* _REQUIRED WORK_
Search the listing for "image" and copy every line where it appears.

---------------

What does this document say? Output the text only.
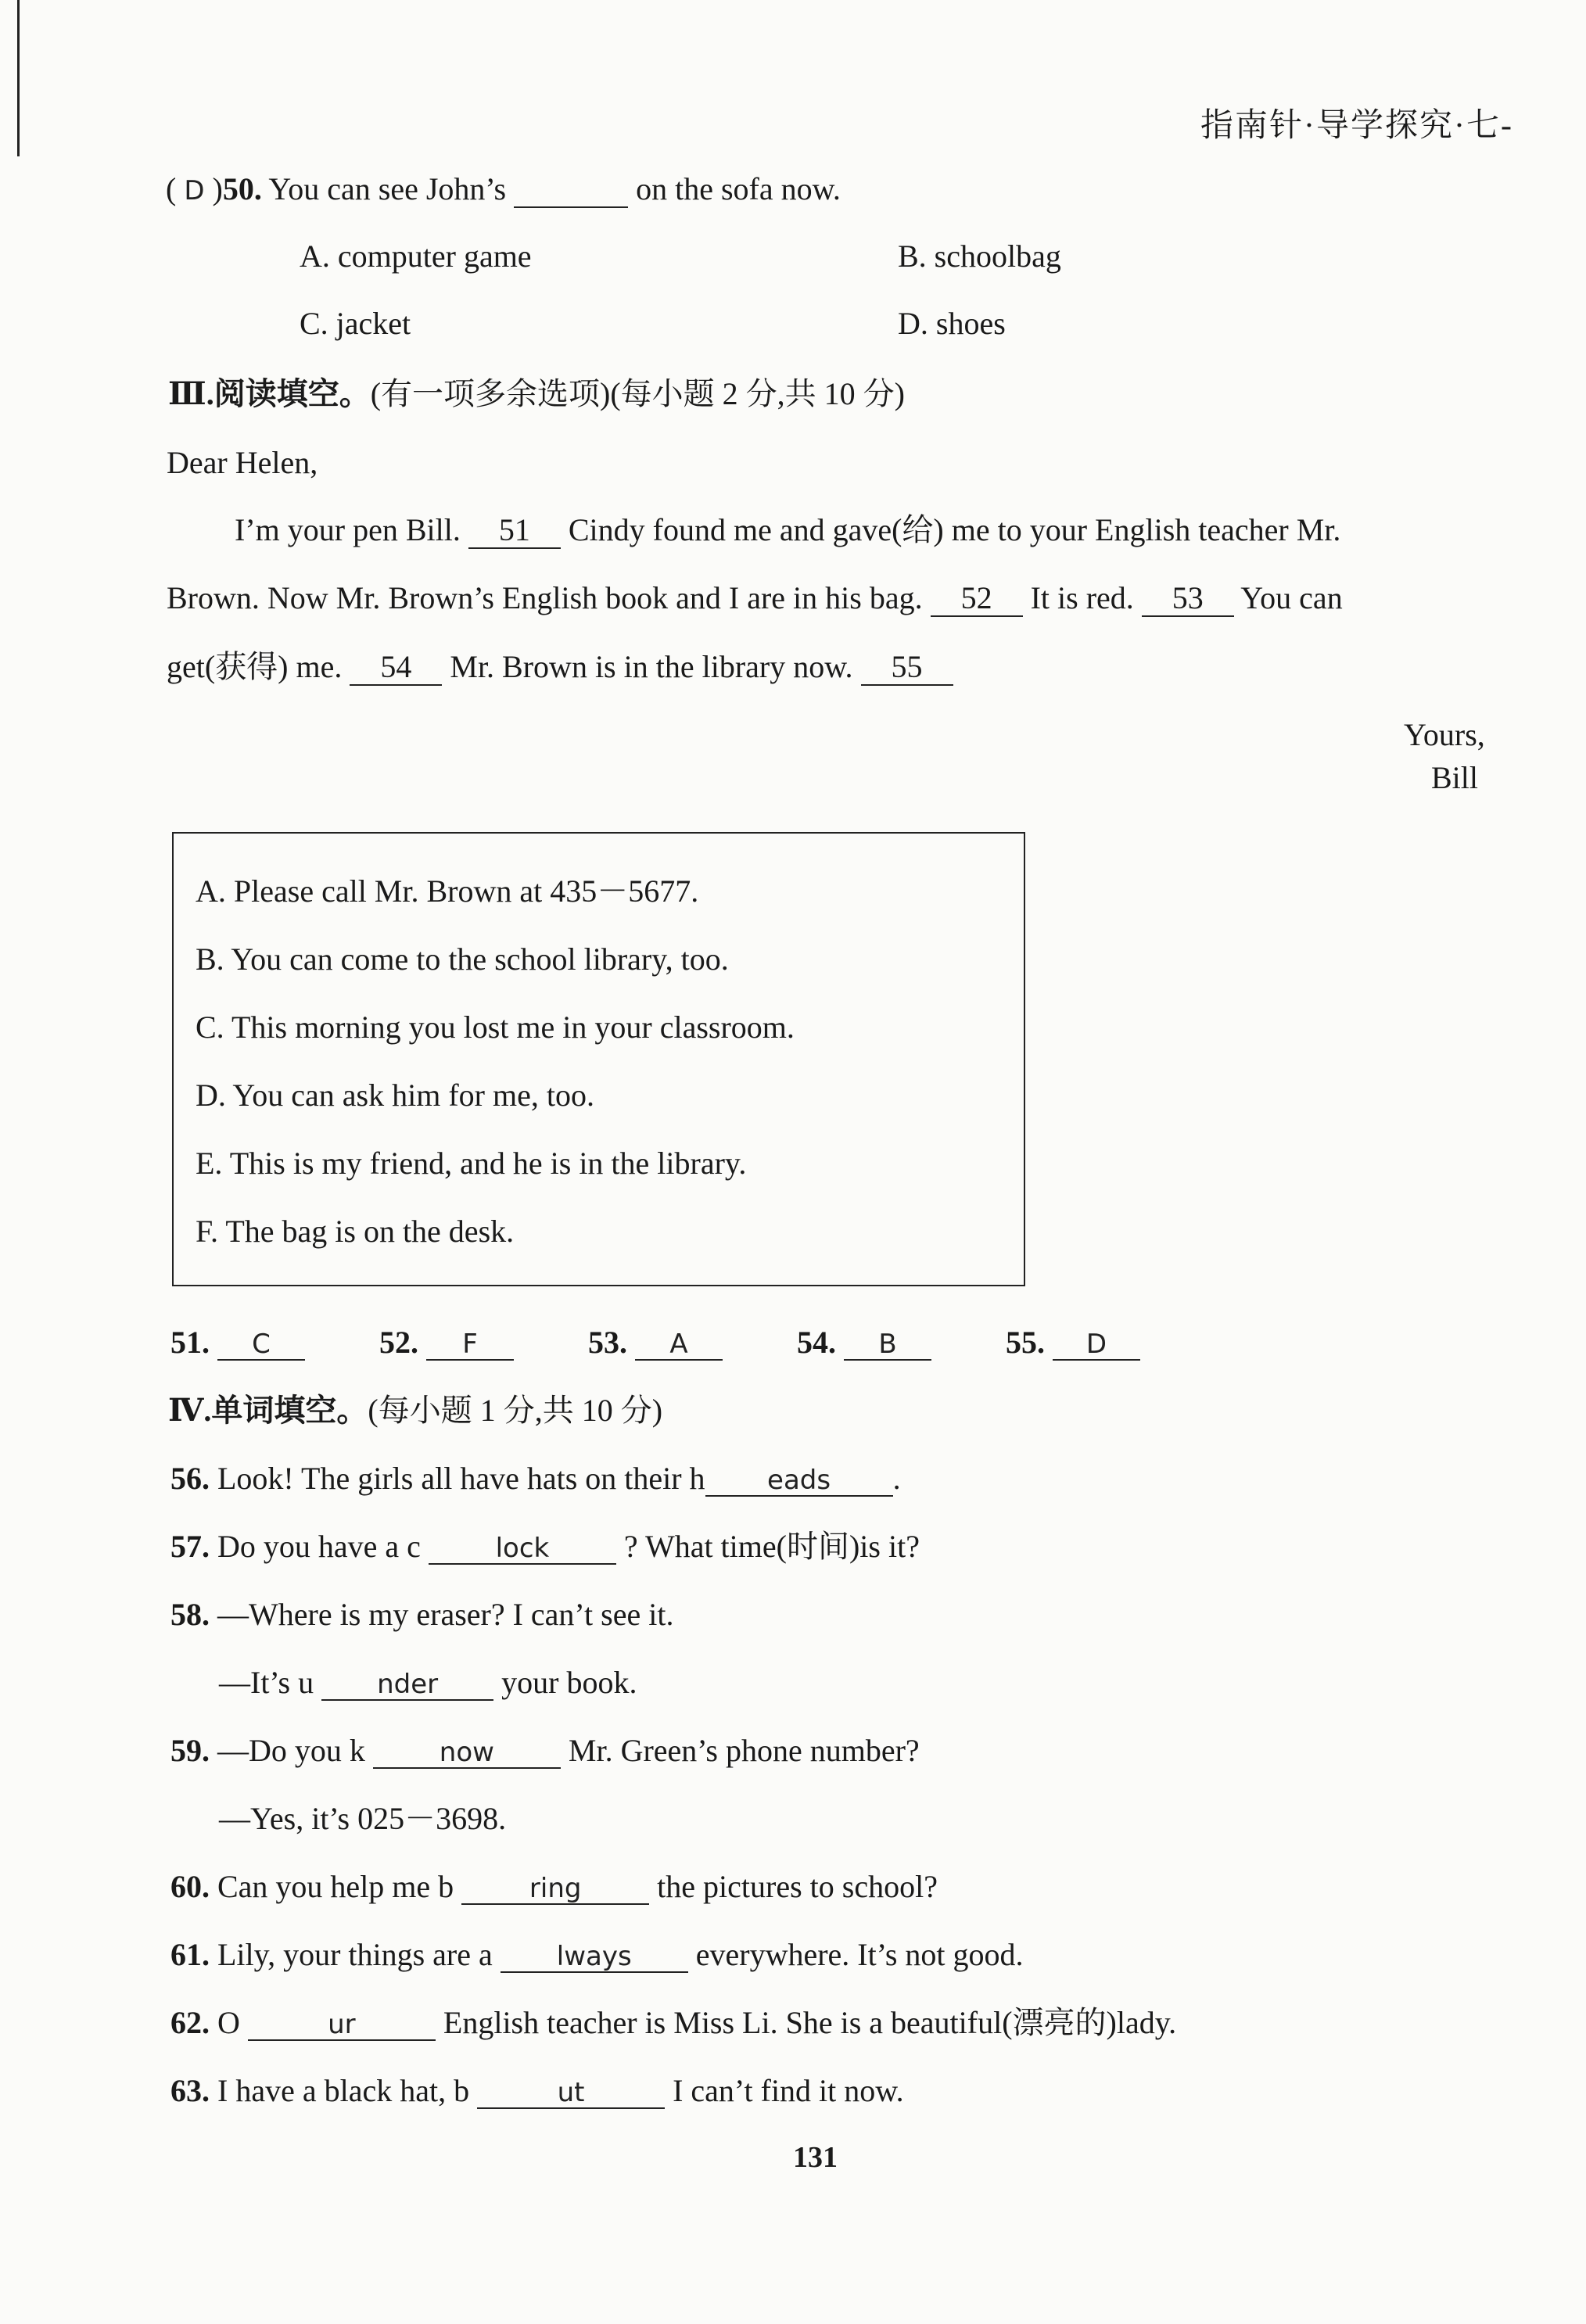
指南针·导学探究·七-
( D )50. You can see John’s	on the sofa now.
A. computer game	B. schoolbag
C. jacket	D. shoes
Ⅲ.阅读填空。(有一项多余选项)(每小题 2 分,共 10 分)
Dear Helen,
I’m your pen Bill. 51 Cindy found me and gave(给) me to your English teacher Mr.
Brown. Now Mr. Brown’s English book and I are in his bag. 52 It is red. 53 You can
get(获得) me. 54 Mr. Brown is in the library now. 55
Yours,
Bill
A. Please call Mr. Brown at 435－5677.
B. You can come to the school library, too.
C. This morning you lost me in your classroom.
D. You can ask him for me, too.
E. This is my friend, and he is in the library.
F. The bag is on the desk.
51. C	52. F	53. A	54. B	55. D
Ⅳ.单词填空。(每小题 1 分,共 10 分)
56. Look! The girls all have hats on their h eads .
57. Do you have a c	lock ? What time(时间)is it?
58. —Where is my eraser? I can’t see it.
—It’s u nder your book.
59. —Do you k	now Mr. Green’s phone number?
—Yes, it’s 025－3698.
60. Can you help me b	ring the pictures to school?
61. Lily, your things are a lways everywhere. It’s not good.
62. O	ur	English teacher is Miss Li. She is a beautiful(漂亮的)lady.
63. I have a black hat, b	ut	I can’t find it now.
131
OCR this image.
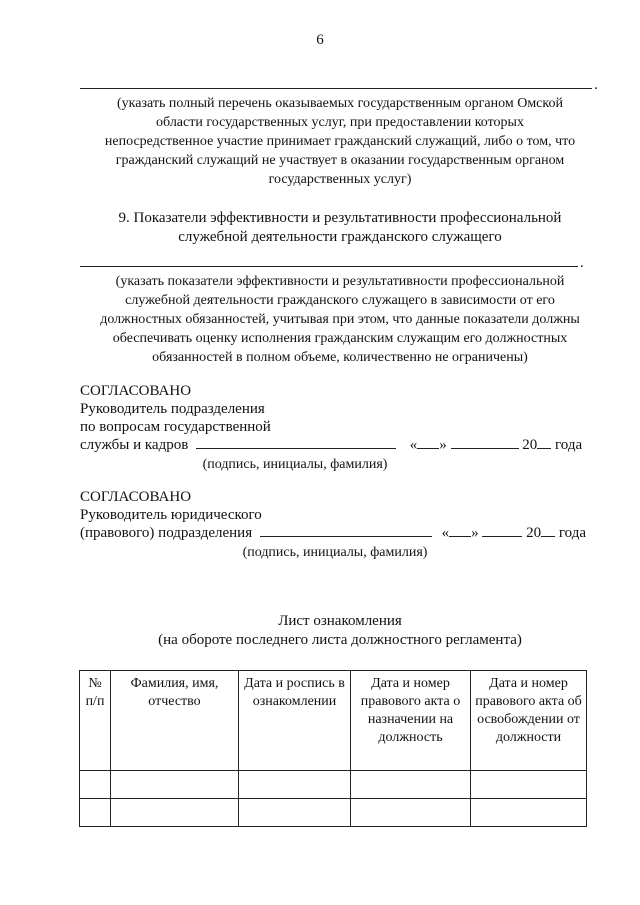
6
.
(указать полный перечень оказываемых государственным органом Омской
области государственных услуг, при предоставлении которых
непосредственное участие принимает гражданский служащий, либо о том, что
гражданский служащий не участвует в оказании государственным органом
государственных услуг)
9. Показатели эффективности и результативности профессиональной
служебной деятельности гражданского служащего
.
(указать показатели эффективности и результативности профессиональной
служебной деятельности гражданского служащего в зависимости от его
должностных обязанностей, учитывая при этом, что данные показатели должны
обеспечивать оценку исполнения гражданским служащим его должностных
обязанностей в полном объеме, количественно не ограничены)
СОГЛАСОВАНО
Руководитель подразделения
по вопросам государственной
службы и кадров	« »	20 года
(подпись, инициалы, фамилия)
СОГЛАСОВАНО
Руководитель юридического
(правового) подразделения	« »	20 года
(подпись, инициалы, фамилия)
Лист ознакомления
(на обороте последнего листа должностного регламента)
№ п/п	Фамилия, имя, отчество	Дата и роспись в ознакомлении	Дата и номер правового акта о назначении на должность	Дата и номер правового акта об освобождении от должности
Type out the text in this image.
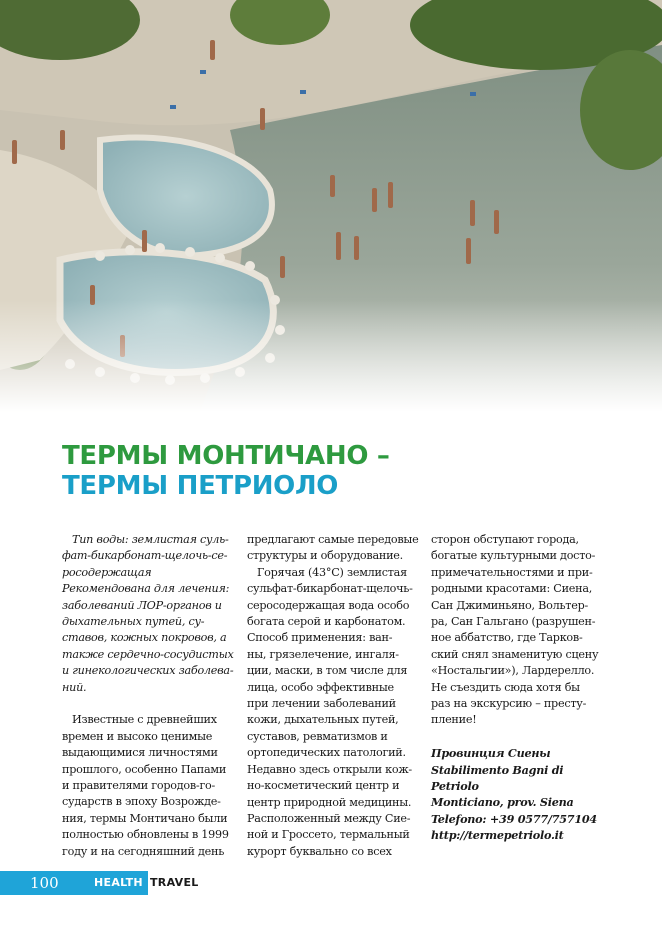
ТЕРМЫ МОНТИЧАНО –
ТЕРМЫ ПЕТРИОЛО

Тип воды: землистая суль-

фат-бикарбонат-щелочь-се-

росодержащая

Рекомендована для лечения:

заболеваний ЛОР-органов и

дыхательных путей, су-

ставов, кожных покровов, а

также сердечно-сосудистых

и гинекологических заболева-

ний.

Известные с древнейших

времен и высоко ценимые

выдающимися личностями

прошлого, особенно Папами

и правителями городов-го-

сударств в эпоху Возрожде-

ния, термы Монтичано были

полностью обновлены в 1999

году и на сегодняшний день

предлагают самые передовые

структуры и оборудование.

Горячая (43°С) землистая

сульфат-бикарбонат-щелочь-

серосодержащая вода особо

богата серой и карбонатом.

Способ применения: ван-

ны, грязелечение, ингаля-

ции, маски, в том числе для

лица, особо эффективные

при лечении заболеваний

кожи, дыхательных путей,

суставов, ревматизмов и

ортопедических патологий.

Недавно здесь открыли кож-

но-косметический центр и

центр природной медицины.

Расположенный между Сие-

ной и Гроссето, термальный

курорт буквально со всех

сторон обступают города,

богатые культурными досто-

примечательностями и при-

родными красотами: Сиена,

Сан Джиминьяно, Вольтер-

ра, Сан Гальгано (разрушен-

ное аббатство, где Тарков-

ский снял знаменитую сцену

«Ностальгии»), Лардерелло.

Не съездить сюда хотя бы

раз на экскурсию – престу-

пление!

Провинция Сиены

Stabilimento Bagni di Petriolo

Monticiano, prov. Siena

Telefono: +39 0577/757104

http://termepetriolo.it

100	HEALTH TRAVEL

---------------

* _IN RESPONSE_
OCR this image.
Type out the text in this image.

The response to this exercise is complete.